● **YOUR INSTRUCTIONS**:
Reproduce the entries from the beginning through the line containing "381, 32, 396]", renaming "Backup instances" to "Protected items" and leaving everything else unchanged.
- - - - -
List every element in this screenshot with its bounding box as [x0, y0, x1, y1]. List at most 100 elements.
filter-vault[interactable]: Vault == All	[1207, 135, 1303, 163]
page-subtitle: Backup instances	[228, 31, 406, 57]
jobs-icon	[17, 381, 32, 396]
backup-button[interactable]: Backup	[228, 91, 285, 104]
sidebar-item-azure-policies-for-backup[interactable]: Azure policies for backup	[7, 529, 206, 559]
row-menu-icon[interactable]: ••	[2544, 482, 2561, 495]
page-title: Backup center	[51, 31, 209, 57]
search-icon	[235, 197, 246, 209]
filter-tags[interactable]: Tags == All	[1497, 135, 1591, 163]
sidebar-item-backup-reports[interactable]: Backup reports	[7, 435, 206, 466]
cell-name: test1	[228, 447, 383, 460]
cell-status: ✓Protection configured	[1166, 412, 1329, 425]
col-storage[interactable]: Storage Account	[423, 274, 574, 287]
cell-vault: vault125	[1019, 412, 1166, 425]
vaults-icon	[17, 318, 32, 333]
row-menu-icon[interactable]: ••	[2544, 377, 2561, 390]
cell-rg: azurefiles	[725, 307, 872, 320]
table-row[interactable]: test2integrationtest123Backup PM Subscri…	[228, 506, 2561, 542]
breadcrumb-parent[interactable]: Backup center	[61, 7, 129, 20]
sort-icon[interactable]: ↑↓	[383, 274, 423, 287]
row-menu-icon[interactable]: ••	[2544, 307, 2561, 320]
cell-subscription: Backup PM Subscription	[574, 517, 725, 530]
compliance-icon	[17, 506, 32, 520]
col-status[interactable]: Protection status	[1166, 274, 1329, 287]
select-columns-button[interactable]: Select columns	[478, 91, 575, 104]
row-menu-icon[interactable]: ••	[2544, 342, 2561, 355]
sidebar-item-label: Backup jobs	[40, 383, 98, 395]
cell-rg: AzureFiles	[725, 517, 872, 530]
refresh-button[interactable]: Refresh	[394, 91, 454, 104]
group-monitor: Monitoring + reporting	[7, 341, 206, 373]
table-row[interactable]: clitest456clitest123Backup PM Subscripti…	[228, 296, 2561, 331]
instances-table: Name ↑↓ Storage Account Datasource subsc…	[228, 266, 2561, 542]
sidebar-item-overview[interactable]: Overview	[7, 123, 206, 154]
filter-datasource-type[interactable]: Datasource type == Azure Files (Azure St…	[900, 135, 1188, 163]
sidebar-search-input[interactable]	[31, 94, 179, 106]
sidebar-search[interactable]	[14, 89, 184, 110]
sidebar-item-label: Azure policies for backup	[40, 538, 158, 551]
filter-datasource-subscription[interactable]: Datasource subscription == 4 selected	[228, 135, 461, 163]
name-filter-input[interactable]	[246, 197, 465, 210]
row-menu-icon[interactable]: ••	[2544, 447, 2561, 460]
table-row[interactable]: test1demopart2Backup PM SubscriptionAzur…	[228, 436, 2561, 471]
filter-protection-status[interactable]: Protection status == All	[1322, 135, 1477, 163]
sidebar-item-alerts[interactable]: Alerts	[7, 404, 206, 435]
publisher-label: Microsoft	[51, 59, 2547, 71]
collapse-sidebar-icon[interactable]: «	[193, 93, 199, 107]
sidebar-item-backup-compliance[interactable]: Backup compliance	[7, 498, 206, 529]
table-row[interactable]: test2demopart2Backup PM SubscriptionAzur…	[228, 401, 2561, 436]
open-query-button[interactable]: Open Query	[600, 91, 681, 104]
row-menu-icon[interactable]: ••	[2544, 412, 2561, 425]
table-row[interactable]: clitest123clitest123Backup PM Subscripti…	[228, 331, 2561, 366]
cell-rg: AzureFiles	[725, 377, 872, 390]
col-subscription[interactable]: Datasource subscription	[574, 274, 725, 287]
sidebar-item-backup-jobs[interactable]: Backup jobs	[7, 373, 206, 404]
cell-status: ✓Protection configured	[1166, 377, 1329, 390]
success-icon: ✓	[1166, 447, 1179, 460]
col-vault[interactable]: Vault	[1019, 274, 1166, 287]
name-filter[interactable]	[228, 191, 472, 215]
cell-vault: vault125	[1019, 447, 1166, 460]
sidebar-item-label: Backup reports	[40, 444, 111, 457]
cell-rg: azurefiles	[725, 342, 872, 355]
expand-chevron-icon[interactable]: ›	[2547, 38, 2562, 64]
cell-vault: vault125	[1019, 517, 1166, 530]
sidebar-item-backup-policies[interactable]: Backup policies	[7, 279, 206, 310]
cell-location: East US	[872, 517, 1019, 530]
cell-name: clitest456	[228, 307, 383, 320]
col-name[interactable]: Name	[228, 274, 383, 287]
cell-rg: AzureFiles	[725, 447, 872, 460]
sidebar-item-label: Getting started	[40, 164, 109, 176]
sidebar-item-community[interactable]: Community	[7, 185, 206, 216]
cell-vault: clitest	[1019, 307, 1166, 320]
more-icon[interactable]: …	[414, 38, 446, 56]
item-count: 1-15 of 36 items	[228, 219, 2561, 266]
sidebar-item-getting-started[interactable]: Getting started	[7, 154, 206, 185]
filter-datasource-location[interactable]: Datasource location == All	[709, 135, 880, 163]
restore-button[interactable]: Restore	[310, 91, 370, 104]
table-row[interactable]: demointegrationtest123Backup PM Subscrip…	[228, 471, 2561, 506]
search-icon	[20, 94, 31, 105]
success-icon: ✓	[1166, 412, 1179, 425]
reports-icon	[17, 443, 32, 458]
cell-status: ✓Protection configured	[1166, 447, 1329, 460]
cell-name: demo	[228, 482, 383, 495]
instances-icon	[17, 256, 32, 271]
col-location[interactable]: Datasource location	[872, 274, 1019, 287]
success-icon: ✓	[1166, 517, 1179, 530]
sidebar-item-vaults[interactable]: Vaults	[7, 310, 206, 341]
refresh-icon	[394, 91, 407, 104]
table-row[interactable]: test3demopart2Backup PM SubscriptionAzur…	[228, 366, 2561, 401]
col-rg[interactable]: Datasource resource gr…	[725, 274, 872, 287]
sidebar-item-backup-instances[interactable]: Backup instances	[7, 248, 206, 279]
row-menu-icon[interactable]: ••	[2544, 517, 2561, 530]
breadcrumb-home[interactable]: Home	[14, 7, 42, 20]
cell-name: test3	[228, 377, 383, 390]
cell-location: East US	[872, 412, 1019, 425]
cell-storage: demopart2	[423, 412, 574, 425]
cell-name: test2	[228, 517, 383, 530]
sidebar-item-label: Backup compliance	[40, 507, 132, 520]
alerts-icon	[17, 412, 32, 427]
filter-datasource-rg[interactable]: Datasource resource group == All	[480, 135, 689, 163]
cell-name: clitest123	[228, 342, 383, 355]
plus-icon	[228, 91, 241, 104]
- - - - -
● **SOLUTION FOR THIS PROBLEM**:
List every element in this screenshot with its bounding box as [x0, y0, x1, y1]. List at most 100 elements.
filter-vault[interactable]: Vault == All	[1207, 135, 1303, 163]
page-subtitle: Protected items	[228, 31, 406, 57]
jobs-icon	[17, 381, 32, 396]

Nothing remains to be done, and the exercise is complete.